**Exercise**
Return the full listing exactly as it is written.

Stored entries:
--- begin ---
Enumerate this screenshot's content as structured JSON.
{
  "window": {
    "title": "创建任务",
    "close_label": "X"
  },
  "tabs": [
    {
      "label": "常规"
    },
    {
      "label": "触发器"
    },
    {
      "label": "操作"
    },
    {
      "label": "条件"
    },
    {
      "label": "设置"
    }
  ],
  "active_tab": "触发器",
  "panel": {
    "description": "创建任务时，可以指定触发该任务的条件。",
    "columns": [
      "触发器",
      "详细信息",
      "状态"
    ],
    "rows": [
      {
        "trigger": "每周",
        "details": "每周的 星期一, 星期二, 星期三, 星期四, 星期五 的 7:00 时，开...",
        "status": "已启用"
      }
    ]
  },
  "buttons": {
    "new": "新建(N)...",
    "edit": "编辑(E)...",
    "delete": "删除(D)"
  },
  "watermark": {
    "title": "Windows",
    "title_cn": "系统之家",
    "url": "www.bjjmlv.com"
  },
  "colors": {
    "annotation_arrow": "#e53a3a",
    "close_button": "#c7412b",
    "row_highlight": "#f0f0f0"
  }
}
--- end ---
**Solution below**
Enumerate this screenshot's content as structured JSON.
{
  "window": {
    "title": "创建任务",
    "close_label": "X"
  },
  "tabs": [
    {
      "label": "常规"
    },
    {
      "label": "触发器"
    },
    {
      "label": "操作"
    },
    {
      "label": "条件"
    },
    {
      "label": "设置"
    }
  ],
  "active_tab": "触发器",
  "panel": {
    "description": "创建任务时，可以指定触发该任务的条件。",
    "columns": [
      "触发器",
      "详细信息",
      "状态"
    ],
    "rows": [
      {
        "trigger": "每周",
        "details": "每周的 星期一, 星期二, 星期三, 星期四, 星期五 的 7:00 时，开...",
        "status": "已启用"
      }
    ]
  },
  "buttons": {
    "new": "新建(N)...",
    "edit": "编辑(E)...",
    "delete": "删除(D)"
  },
  "watermark": {
    "title": "Windows",
    "title_cn": "系统之家",
    "url": "www.bjjmlv.com"
  },
  "colors": {
    "annotation_arrow": "#e53a3a",
    "close_button": "#c7412b",
    "row_highlight": "#f0f0f0"
  }
}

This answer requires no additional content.